Every line of the data must be copied exactly.

* DATASET RECORDS:
##############################

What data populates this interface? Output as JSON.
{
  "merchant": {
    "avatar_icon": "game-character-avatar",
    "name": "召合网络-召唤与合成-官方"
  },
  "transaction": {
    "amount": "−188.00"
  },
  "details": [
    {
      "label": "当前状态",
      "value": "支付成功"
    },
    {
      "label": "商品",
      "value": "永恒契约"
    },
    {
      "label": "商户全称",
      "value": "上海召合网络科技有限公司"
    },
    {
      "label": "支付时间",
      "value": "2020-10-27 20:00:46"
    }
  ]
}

##############################

* REPLY TO THE EXERCISE:
What data populates this interface? Output as JSON.
{
  "merchant": {
    "avatar_icon": "game-character-avatar",
    "name": "召合网络-召唤与合成-官方"
  },
  "transaction": {
    "amount": "−188.00"
  },
  "details": [
    {
      "label": "当前状态",
      "value": "支付成功"
    },
    {
      "label": "商品",
      "value": "永恒契约"
    },
    {
      "label": "商户全称",
      "value": "上海召合网络科技有限公司"
    },
    {
      "label": "支付时间",
      "value": "2020-10-27 20:00:46"
    }
  ]
}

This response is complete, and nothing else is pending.